• **EXERCISE PROMPT**:
Filter the listing below, copying every line in which the word "obtenu" appears.

• **SUPPLIED MATERIAL**:
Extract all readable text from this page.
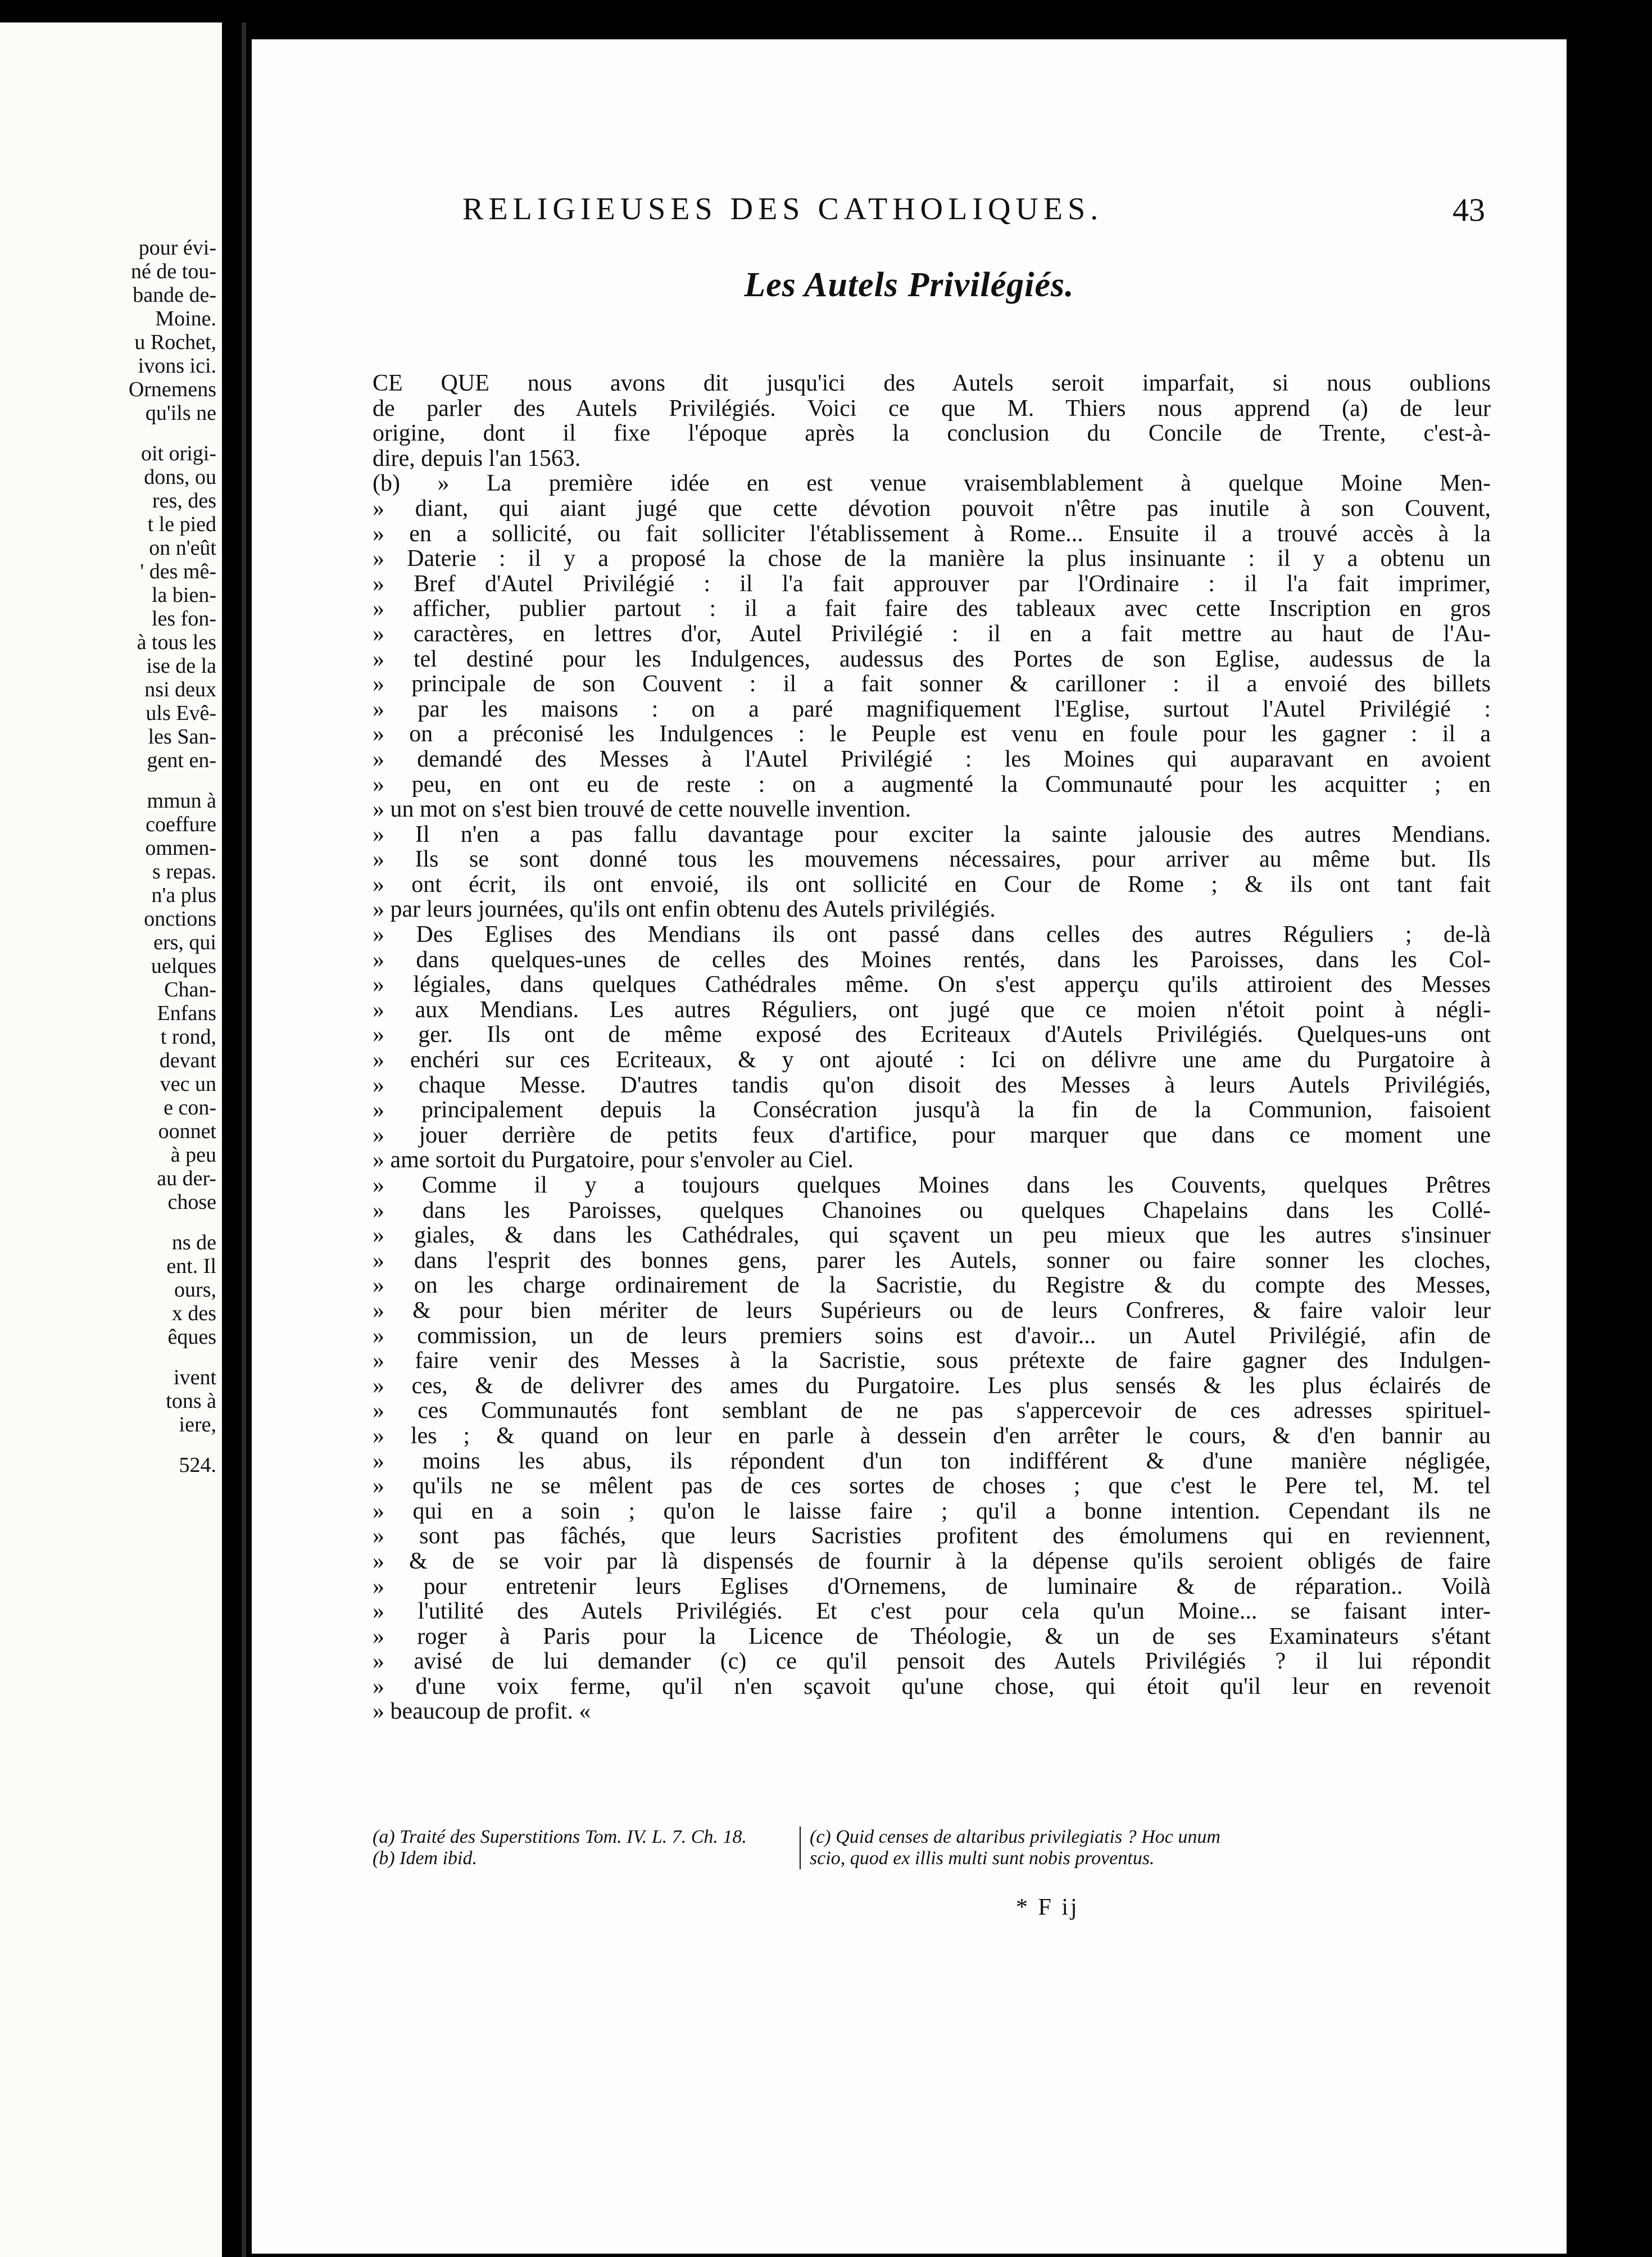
pour évi-
né de tou-
bande de-
Moine.
u Rochet,
ivons ici.
Ornemens
qu'ils ne
oit origi-
dons, ou
res, des
t le pied
on n'eût
' des mê-
la bien-
les fon-
à tous les
ise de la
nsi deux
uls Evê-
les San-
gent en-
mmun à
coeffure
ommen-
s repas.
n'a plus
onctions
ers, qui
uelques
Chan-
Enfans
t rond,
devant
vec un
e con-
oonnet
à peu
au der-
chose
ns de
ent. Il
ours,
x des
êques
ivent
tons à
iere,
524.
RELIGIEUSES DES CATHOLIQUES.	43
Les Autels Privilégiés.
CE QUE nous avons dit jusqu'ici des Autels seroit imparfait, si nous oublions
de parler des Autels Privilégiés. Voici ce que M. Thiers nous apprend (a) de leur
origine, dont il fixe l'époque après la conclusion du Concile de Trente, c'est-à-
dire, depuis l'an 1563.
(b) » La première idée en est venue vraisemblablement à quelque Moine Men-
» diant, qui aiant jugé que cette dévotion pouvoit n'être pas inutile à son Couvent,
» en a sollicité, ou fait solliciter l'établissement à Rome... Ensuite il a trouvé accès à la
» Daterie : il y a proposé la chose de la manière la plus insinuante : il y a obtenu un
» Bref d'Autel Privilégié : il l'a fait approuver par l'Ordinaire : il l'a fait imprimer,
» afficher, publier partout : il a fait faire des tableaux avec cette Inscription en gros
» caractères, en lettres d'or, Autel Privilégié : il en a fait mettre au haut de l'Au-
» tel destiné pour les Indulgences, audessus des Portes de son Eglise, audessus de la
» principale de son Couvent : il a fait sonner & carilloner : il a envoié des billets
» par les maisons : on a paré magnifiquement l'Eglise, surtout l'Autel Privilégié :
» on a préconisé les Indulgences : le Peuple est venu en foule pour les gagner : il a
» demandé des Messes à l'Autel Privilégié : les Moines qui auparavant en avoient
» peu, en ont eu de reste : on a augmenté la Communauté pour les acquitter ; en
» un mot on s'est bien trouvé de cette nouvelle invention.
» Il n'en a pas fallu davantage pour exciter la sainte jalousie des autres Mendians.
» Ils se sont donné tous les mouvemens nécessaires, pour arriver au même but. Ils
» ont écrit, ils ont envoié, ils ont sollicité en Cour de Rome ; & ils ont tant fait
» par leurs journées, qu'ils ont enfin obtenu des Autels privilégiés.
» Des Eglises des Mendians ils ont passé dans celles des autres Réguliers ; de-là
» dans quelques-unes de celles des Moines rentés, dans les Paroisses, dans les Col-
» légiales, dans quelques Cathédrales même. On s'est apperçu qu'ils attiroient des Messes
» aux Mendians. Les autres Réguliers, ont jugé que ce moien n'étoit point à négli-
» ger. Ils ont de même exposé des Ecriteaux d'Autels Privilégiés. Quelques-uns ont
» enchéri sur ces Ecriteaux, & y ont ajouté : Ici on délivre une ame du Purgatoire à
» chaque Messe. D'autres tandis qu'on disoit des Messes à leurs Autels Privilégiés,
» principalement depuis la Consécration jusqu'à la fin de la Communion, faisoient
» jouer derrière de petits feux d'artifice, pour marquer que dans ce moment une
» ame sortoit du Purgatoire, pour s'envoler au Ciel.
» Comme il y a toujours quelques Moines dans les Couvents, quelques Prêtres
» dans les Paroisses, quelques Chanoines ou quelques Chapelains dans les Collé-
» giales, & dans les Cathédrales, qui sçavent un peu mieux que les autres s'insinuer
» dans l'esprit des bonnes gens, parer les Autels, sonner ou faire sonner les cloches,
» on les charge ordinairement de la Sacristie, du Registre & du compte des Messes,
» & pour bien mériter de leurs Supérieurs ou de leurs Confreres, & faire valoir leur
» commission, un de leurs premiers soins est d'avoir... un Autel Privilégié, afin de
» faire venir des Messes à la Sacristie, sous prétexte de faire gagner des Indulgen-
» ces, & de delivrer des ames du Purgatoire. Les plus sensés & les plus éclairés de
» ces Communautés font semblant de ne pas s'appercevoir de ces adresses spirituel-
» les ; & quand on leur en parle à dessein d'en arrêter le cours, & d'en bannir au
» moins les abus, ils répondent d'un ton indifférent & d'une manière négligée,
» qu'ils ne se mêlent pas de ces sortes de choses ; que c'est le Pere tel, M. tel
» qui en a soin ; qu'on le laisse faire ; qu'il a bonne intention. Cependant ils ne
» sont pas fâchés, que leurs Sacristies profitent des émolumens qui en reviennent,
» & de se voir par là dispensés de fournir à la dépense qu'ils seroient obligés de faire
» pour entretenir leurs Eglises d'Ornemens, de luminaire & de réparation.. Voilà
» l'utilité des Autels Privilégiés. Et c'est pour cela qu'un Moine... se faisant inter-
» roger à Paris pour la Licence de Théologie, & un de ses Examinateurs s'étant
» avisé de lui demander (c) ce qu'il pensoit des Autels Privilégiés ? il lui répondit
» d'une voix ferme, qu'il n'en sçavoit qu'une chose, qui étoit qu'il leur en revenoit
» beaucoup de profit. «
(a) Traité des Superstitions Tom. IV. L. 7. Ch. 18.
(b) Idem ibid.
(c) Quid censes de altaribus privilegiatis ? Hoc unum
scio, quod ex illis multi sunt nobis proventus.
* F ij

• **THE COMPLETED TASK**:
» Daterie : il y a proposé la chose de la manière la plus insinuante : il y a obtenu un
» par leurs journées, qu'ils ont enfin obtenu des Autels privilégiés.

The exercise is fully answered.